--- Stored records ---
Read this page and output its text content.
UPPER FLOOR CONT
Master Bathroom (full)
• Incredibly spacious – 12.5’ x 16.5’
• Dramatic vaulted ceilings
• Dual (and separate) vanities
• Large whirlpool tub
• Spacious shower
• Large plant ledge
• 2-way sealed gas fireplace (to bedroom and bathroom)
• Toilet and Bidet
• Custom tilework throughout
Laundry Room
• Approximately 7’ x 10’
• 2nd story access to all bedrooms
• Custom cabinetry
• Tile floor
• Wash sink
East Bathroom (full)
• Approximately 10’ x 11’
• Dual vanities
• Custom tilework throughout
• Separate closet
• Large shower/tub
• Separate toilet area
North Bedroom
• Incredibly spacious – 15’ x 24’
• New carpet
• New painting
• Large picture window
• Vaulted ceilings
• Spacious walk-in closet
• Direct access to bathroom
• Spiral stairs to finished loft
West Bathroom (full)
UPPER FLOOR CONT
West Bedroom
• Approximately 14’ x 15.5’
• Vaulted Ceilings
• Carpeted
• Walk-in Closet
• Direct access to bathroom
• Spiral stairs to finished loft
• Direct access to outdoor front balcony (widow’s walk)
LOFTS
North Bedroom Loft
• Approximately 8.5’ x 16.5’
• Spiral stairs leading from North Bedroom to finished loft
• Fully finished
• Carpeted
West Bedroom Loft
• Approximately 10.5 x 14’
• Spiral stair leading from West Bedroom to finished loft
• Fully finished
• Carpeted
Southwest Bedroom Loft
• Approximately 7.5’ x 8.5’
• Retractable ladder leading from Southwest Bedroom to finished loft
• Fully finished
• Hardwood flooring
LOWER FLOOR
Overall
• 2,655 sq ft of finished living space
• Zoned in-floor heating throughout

--- WHAT IS BEING ASKED ---
Return all the data above once more, precisely as given.

--- RESULT BELOW ---
Read this page and output its text content.
UPPER FLOOR CONT
Master Bathroom (full)
• Incredibly spacious – 12.5’ x 16.5’
• Dramatic vaulted ceilings
• Dual (and separate) vanities
• Large whirlpool tub
• Spacious shower
• Large plant ledge
• 2-way sealed gas fireplace (to bedroom and bathroom)
• Toilet and Bidet
• Custom tilework throughout
Laundry Room
• Approximately 7’ x 10’
• 2nd story access to all bedrooms
• Custom cabinetry
• Tile floor
• Wash sink
East Bathroom (full)
• Approximately 10’ x 11’
• Dual vanities
• Custom tilework throughout
• Separate closet
• Large shower/tub
• Separate toilet area
North Bedroom
• Incredibly spacious – 15’ x 24’
• New carpet
• New painting
• Large picture window
• Vaulted ceilings
• Spacious walk-in closet
• Direct access to bathroom
• Spiral stairs to finished loft
West Bathroom (full)
UPPER FLOOR CONT
West Bedroom
• Approximately 14’ x 15.5’
• Vaulted Ceilings
• Carpeted
• Walk-in Closet
• Direct access to bathroom
• Spiral stairs to finished loft
• Direct access to outdoor front balcony (widow’s walk)
LOFTS
North Bedroom Loft
• Approximately 8.5’ x 16.5’
• Spiral stairs leading from North Bedroom to finished loft
• Fully finished
• Carpeted
West Bedroom Loft
• Approximately 10.5 x 14’
• Spiral stair leading from West Bedroom to finished loft
• Fully finished
• Carpeted
Southwest Bedroom Loft
• Approximately 7.5’ x 8.5’
• Retractable ladder leading from Southwest Bedroom to finished loft
• Fully finished
• Hardwood flooring
LOWER FLOOR
Overall
• 2,655 sq ft of finished living space
• Zoned in-floor heating throughout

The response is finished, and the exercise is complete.